## start

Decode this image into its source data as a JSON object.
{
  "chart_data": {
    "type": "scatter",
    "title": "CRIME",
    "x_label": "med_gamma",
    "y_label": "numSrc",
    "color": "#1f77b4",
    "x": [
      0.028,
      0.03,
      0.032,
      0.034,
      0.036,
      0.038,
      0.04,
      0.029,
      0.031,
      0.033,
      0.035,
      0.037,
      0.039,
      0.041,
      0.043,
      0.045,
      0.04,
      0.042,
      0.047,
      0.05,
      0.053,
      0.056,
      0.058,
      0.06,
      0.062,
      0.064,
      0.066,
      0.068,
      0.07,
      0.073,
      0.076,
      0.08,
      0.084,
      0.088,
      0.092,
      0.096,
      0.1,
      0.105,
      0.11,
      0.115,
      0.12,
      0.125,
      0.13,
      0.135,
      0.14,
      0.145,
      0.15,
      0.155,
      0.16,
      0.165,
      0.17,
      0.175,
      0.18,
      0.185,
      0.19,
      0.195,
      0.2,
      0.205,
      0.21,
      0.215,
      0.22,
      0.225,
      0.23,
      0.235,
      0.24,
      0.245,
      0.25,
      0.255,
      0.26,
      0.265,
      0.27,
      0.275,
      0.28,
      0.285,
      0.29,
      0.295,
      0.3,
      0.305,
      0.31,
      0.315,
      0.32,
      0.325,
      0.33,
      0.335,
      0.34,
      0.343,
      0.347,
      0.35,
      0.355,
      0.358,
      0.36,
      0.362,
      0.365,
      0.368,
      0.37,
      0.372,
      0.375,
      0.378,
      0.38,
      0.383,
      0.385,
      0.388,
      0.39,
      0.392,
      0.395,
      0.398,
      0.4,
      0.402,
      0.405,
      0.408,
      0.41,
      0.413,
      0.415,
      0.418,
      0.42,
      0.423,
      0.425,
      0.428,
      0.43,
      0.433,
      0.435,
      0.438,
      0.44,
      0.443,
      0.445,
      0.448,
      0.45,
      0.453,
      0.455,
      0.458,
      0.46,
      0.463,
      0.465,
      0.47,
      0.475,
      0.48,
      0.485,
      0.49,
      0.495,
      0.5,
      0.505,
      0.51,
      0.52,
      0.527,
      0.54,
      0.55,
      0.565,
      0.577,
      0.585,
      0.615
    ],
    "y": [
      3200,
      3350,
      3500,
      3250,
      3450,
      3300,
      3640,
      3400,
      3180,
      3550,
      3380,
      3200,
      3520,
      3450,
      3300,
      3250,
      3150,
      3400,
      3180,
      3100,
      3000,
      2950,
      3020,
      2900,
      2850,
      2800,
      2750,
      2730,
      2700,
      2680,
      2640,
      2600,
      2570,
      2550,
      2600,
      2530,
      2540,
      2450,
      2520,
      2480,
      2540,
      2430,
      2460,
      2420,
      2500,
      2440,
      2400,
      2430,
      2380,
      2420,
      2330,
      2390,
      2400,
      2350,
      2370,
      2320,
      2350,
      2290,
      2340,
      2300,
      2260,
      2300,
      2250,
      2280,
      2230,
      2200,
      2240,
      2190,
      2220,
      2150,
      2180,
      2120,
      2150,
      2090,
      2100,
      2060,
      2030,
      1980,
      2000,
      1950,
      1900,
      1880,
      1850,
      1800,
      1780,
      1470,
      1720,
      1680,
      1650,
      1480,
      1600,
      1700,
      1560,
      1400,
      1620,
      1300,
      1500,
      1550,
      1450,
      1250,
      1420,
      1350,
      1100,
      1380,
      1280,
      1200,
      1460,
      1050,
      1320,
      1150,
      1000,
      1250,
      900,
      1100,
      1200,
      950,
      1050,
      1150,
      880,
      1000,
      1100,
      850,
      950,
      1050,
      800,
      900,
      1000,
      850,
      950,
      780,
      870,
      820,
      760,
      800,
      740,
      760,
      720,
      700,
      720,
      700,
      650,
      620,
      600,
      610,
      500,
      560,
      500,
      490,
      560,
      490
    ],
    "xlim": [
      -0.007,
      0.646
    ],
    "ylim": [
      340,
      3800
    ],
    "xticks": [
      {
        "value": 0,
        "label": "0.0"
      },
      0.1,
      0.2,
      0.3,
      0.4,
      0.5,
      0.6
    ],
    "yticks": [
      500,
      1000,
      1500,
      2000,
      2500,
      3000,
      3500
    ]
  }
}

## end

Make an exact copy of every line in the data.

Decode this image into its source data as a JSON object.
{
  "chart_data": {
    "type": "scatter",
    "title": "CRIME",
    "x_label": "med_gamma",
    "y_label": "numSrc",
    "color": "#1f77b4",
    "x": [
      0.028,
      0.03,
      0.032,
      0.034,
      0.036,
      0.038,
      0.04,
      0.029,
      0.031,
      0.033,
      0.035,
      0.037,
      0.039,
      0.041,
      0.043,
      0.045,
      0.04,
      0.042,
      0.047,
      0.05,
      0.053,
      0.056,
      0.058,
      0.06,
      0.062,
      0.064,
      0.066,
      0.068,
      0.07,
      0.073,
      0.076,
      0.08,
      0.084,
      0.088,
      0.092,
      0.096,
      0.1,
      0.105,
      0.11,
      0.115,
      0.12,
      0.125,
      0.13,
      0.135,
      0.14,
      0.145,
      0.15,
      0.155,
      0.16,
      0.165,
      0.17,
      0.175,
      0.18,
      0.185,
      0.19,
      0.195,
      0.2,
      0.205,
      0.21,
      0.215,
      0.22,
      0.225,
      0.23,
      0.235,
      0.24,
      0.245,
      0.25,
      0.255,
      0.26,
      0.265,
      0.27,
      0.275,
      0.28,
      0.285,
      0.29,
      0.295,
      0.3,
      0.305,
      0.31,
      0.315,
      0.32,
      0.325,
      0.33,
      0.335,
      0.34,
      0.343,
      0.347,
      0.35,
      0.355,
      0.358,
      0.36,
      0.362,
      0.365,
      0.368,
      0.37,
      0.372,
      0.375,
      0.378,
      0.38,
      0.383,
      0.385,
      0.388,
      0.39,
      0.392,
      0.395,
      0.398,
      0.4,
      0.402,
      0.405,
      0.408,
      0.41,
      0.413,
      0.415,
      0.418,
      0.42,
      0.423,
      0.425,
      0.428,
      0.43,
      0.433,
      0.435,
      0.438,
      0.44,
      0.443,
      0.445,
      0.448,
      0.45,
      0.453,
      0.455,
      0.458,
      0.46,
      0.463,
      0.465,
      0.47,
      0.475,
      0.48,
      0.485,
      0.49,
      0.495,
      0.5,
      0.505,
      0.51,
      0.52,
      0.527,
      0.54,
      0.55,
      0.565,
      0.577,
      0.585,
      0.615
    ],
    "y": [
      3200,
      3350,
      3500,
      3250,
      3450,
      3300,
      3640,
      3400,
      3180,
      3550,
      3380,
      3200,
      3520,
      3450,
      3300,
      3250,
      3150,
      3400,
      3180,
      3100,
      3000,
      2950,
      3020,
      2900,
      2850,
      2800,
      2750,
      2730,
      2700,
      2680,
      2640,
      2600,
      2570,
      2550,
      2600,
      2530,
      2540,
      2450,
      2520,
      2480,
      2540,
      2430,
      2460,
      2420,
      2500,
      2440,
      2400,
      2430,
      2380,
      2420,
      2330,
      2390,
      2400,
      2350,
      2370,
      2320,
      2350,
      2290,
      2340,
      2300,
      2260,
      2300,
      2250,
      2280,
      2230,
      2200,
      2240,
      2190,
      2220,
      2150,
      2180,
      2120,
      2150,
      2090,
      2100,
      2060,
      2030,
      1980,
      2000,
      1950,
      1900,
      1880,
      1850,
      1800,
      1780,
      1470,
      1720,
      1680,
      1650,
      1480,
      1600,
      1700,
      1560,
      1400,
      1620,
      1300,
      1500,
      1550,
      1450,
      1250,
      1420,
      1350,
      1100,
      1380,
      1280,
      1200,
      1460,
      1050,
      1320,
      1150,
      1000,
      1250,
      900,
      1100,
      1200,
      950,
      1050,
      1150,
      880,
      1000,
      1100,
      850,
      950,
      1050,
      800,
      900,
      1000,
      850,
      950,
      780,
      870,
      820,
      760,
      800,
      740,
      760,
      720,
      700,
      720,
      700,
      650,
      620,
      600,
      610,
      500,
      560,
      500,
      490,
      560,
      490
    ],
    "xlim": [
      -0.007,
      0.646
    ],
    "ylim": [
      340,
      3800
    ],
    "xticks": [
      {
        "value": 0,
        "label": "0.0"
      },
      0.1,
      0.2,
      0.3,
      0.4,
      0.5,
      0.6
    ],
    "yticks": [
      500,
      1000,
      1500,
      2000,
      2500,
      3000,
      3500
    ]
  }
}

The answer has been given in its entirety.